Task - Word for word, transcribe the lines below and drop the pictures.

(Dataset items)
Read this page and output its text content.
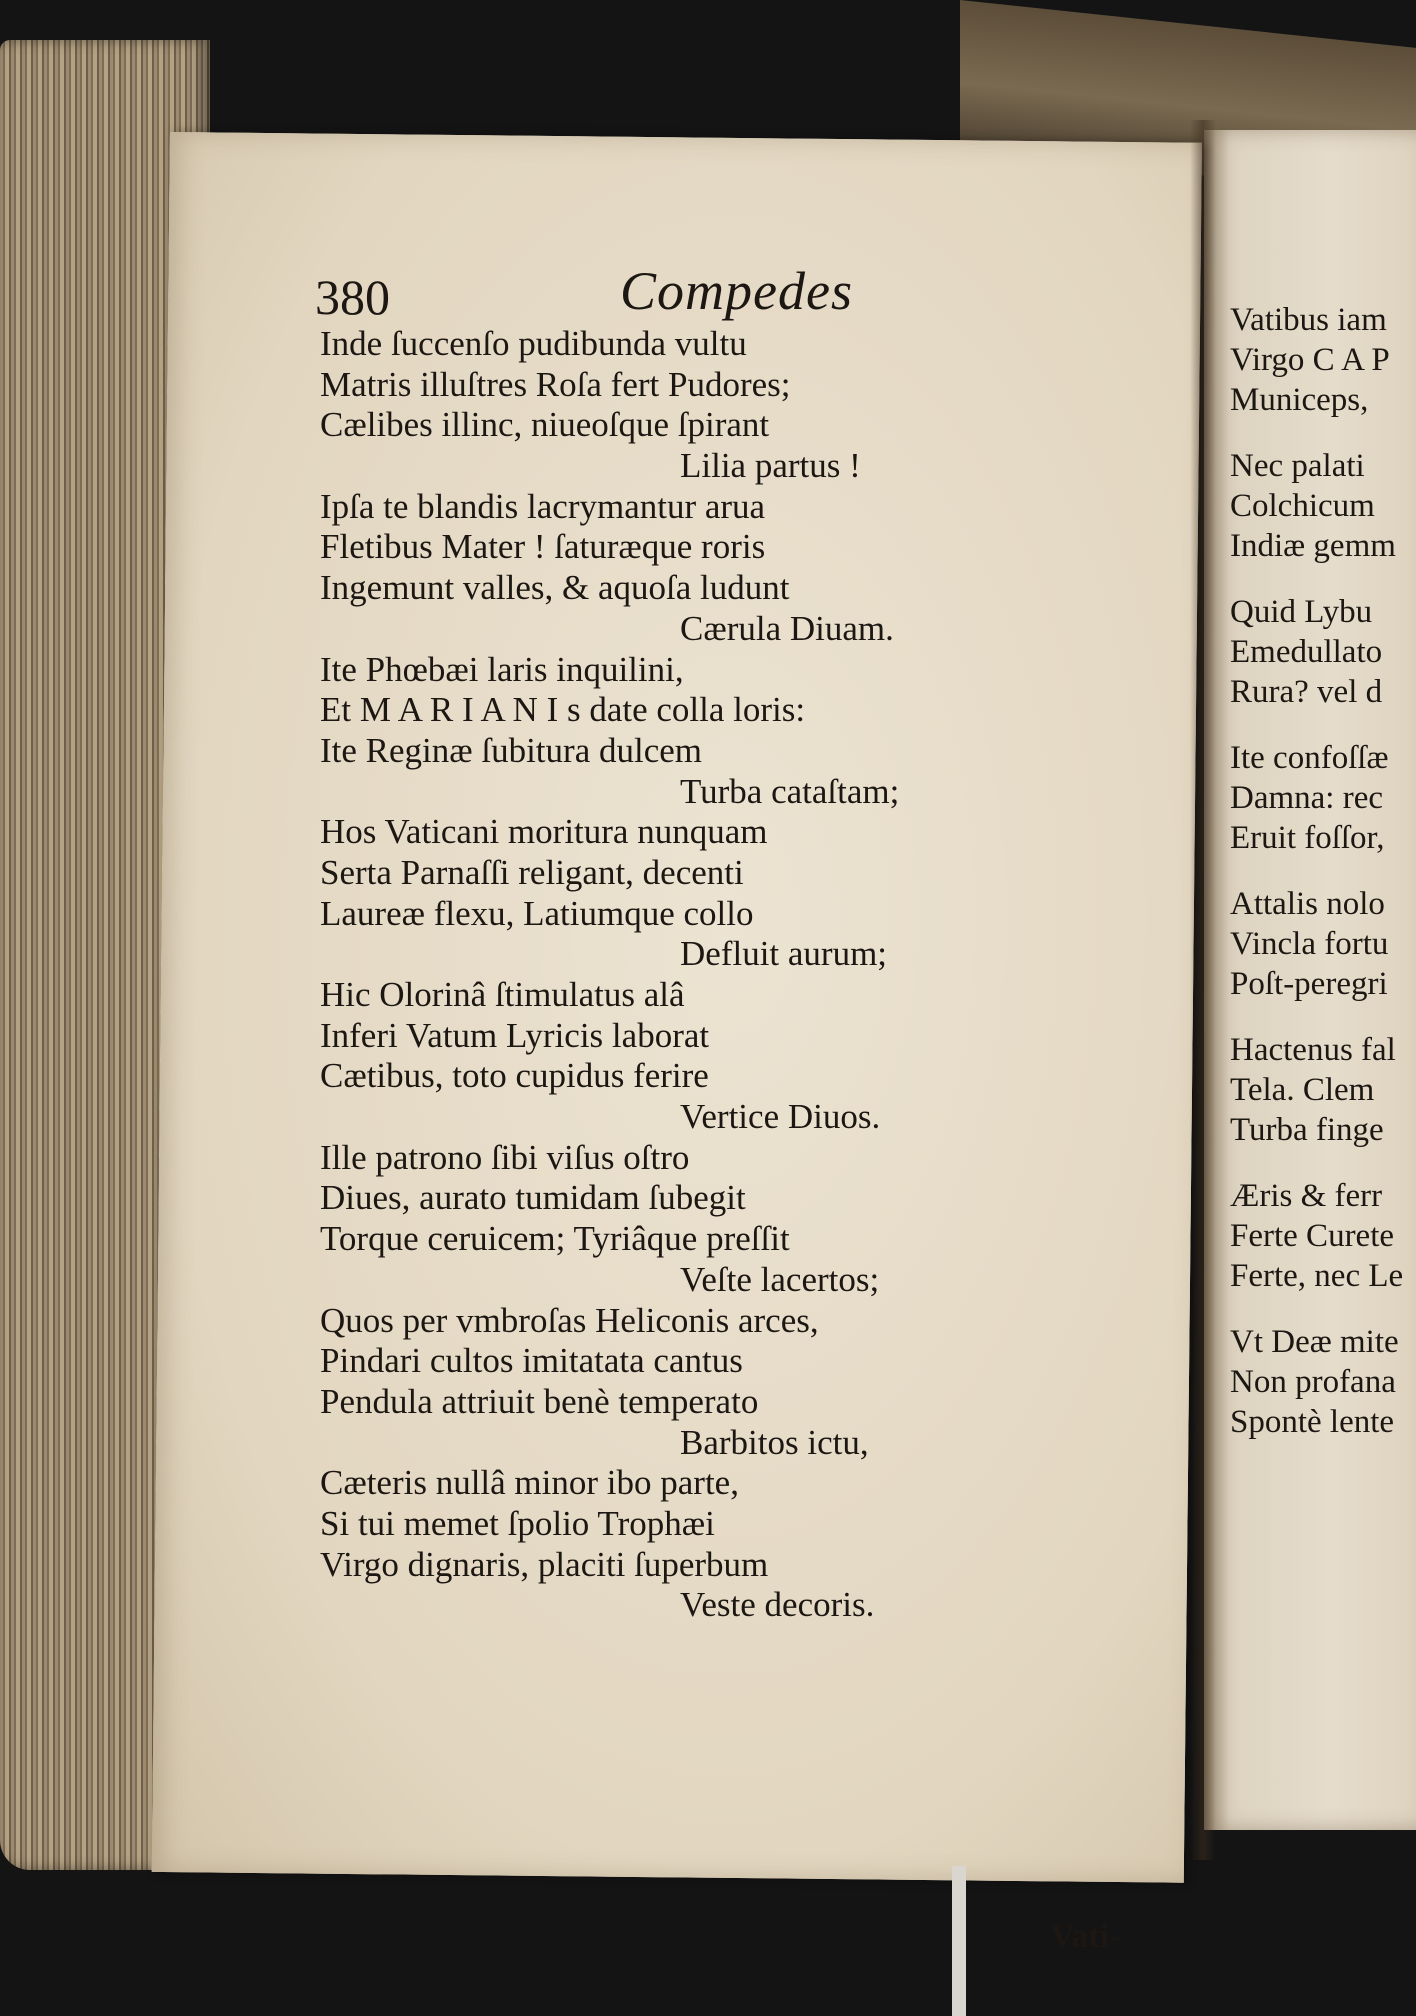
380	Compedes
Inde ſuccenſo pudibunda vultu
Matris illuſtres Roſa fert Pudores;
Cælibes illinc, niueoſque ſpirant
Lilia partus !
Ipſa te blandis lacrymantur arua
Fletibus Mater ! ſaturæque roris
Ingemunt valles, & aquoſa ludunt
Cærula Diuam.
Ite Phœbæi laris inquilini,
Et M A R I A N I s date colla loris:
Ite Reginæ ſubitura dulcem
Turba cataſtam;
Hos Vaticani moritura nunquam
Serta Parnaſſi religant, decenti
Laureæ flexu, Latiumque collo
Defluit aurum;
Hic Olorinâ ſtimulatus alâ
Inferi Vatum Lyricis laborat
Cætibus, toto cupidus ferire
Vertice Diuos.
Ille patrono ſibi viſus oſtro
Diues, aurato tumidam ſubegit
Torque ceruicem; Tyriâque preſſit
Veſte lacertos;
Quos per vmbroſas Heliconis arces,
Pindari cultos imitatata cantus
Pendula attriuit benè temperato
Barbitos ictu,
Cæteris nullâ minor ibo parte,
Si tui memet ſpolio Trophæi
Virgo dignaris, placiti ſuperbum
Veste decoris.
Vati-
Vatibus iam
Virgo C A P
Municeps,
Nec palati
Colchicum
Indiæ gemm
Quid Lybu
Emedullato
Rura? vel d
Ite confoſſæ
Damna: rec
Eruit foſſor,
Attalis nolo
Vincla fortu
Poſt-peregri
Hactenus fal
Tela. Clem
Turba finge
Æris & ferr
Ferte Curete
Ferte, nec Le
Vt Deæ mite
Non profana
Spontè lente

Output of the exercise -
Read this page and output its text content.
380	Compedes
Inde ſuccenſo pudibunda vultu
Matris illuſtres Roſa fert Pudores;
Cælibes illinc, niueoſque ſpirant
Lilia partus !
Ipſa te blandis lacrymantur arua
Fletibus Mater ! ſaturæque roris
Ingemunt valles, & aquoſa ludunt
Cærula Diuam.
Ite Phœbæi laris inquilini,
Et M A R I A N I s date colla loris:
Ite Reginæ ſubitura dulcem
Turba cataſtam;
Hos Vaticani moritura nunquam
Serta Parnaſſi religant, decenti
Laureæ flexu, Latiumque collo
Defluit aurum;
Hic Olorinâ ſtimulatus alâ
Inferi Vatum Lyricis laborat
Cætibus, toto cupidus ferire
Vertice Diuos.
Ille patrono ſibi viſus oſtro
Diues, aurato tumidam ſubegit
Torque ceruicem; Tyriâque preſſit
Veſte lacertos;
Quos per vmbroſas Heliconis arces,
Pindari cultos imitatata cantus
Pendula attriuit benè temperato
Barbitos ictu,
Cæteris nullâ minor ibo parte,
Si tui memet ſpolio Trophæi
Virgo dignaris, placiti ſuperbum
Veste decoris.
Vati-
Vatibus iam
Virgo C A P
Municeps,
Nec palati
Colchicum
Indiæ gemm
Quid Lybu
Emedullato
Rura? vel d
Ite confoſſæ
Damna: rec
Eruit foſſor,
Attalis nolo
Vincla fortu
Poſt-peregri
Hactenus fal
Tela. Clem
Turba finge
Æris & ferr
Ferte Curete
Ferte, nec Le
Vt Deæ mite
Non profana
Spontè lente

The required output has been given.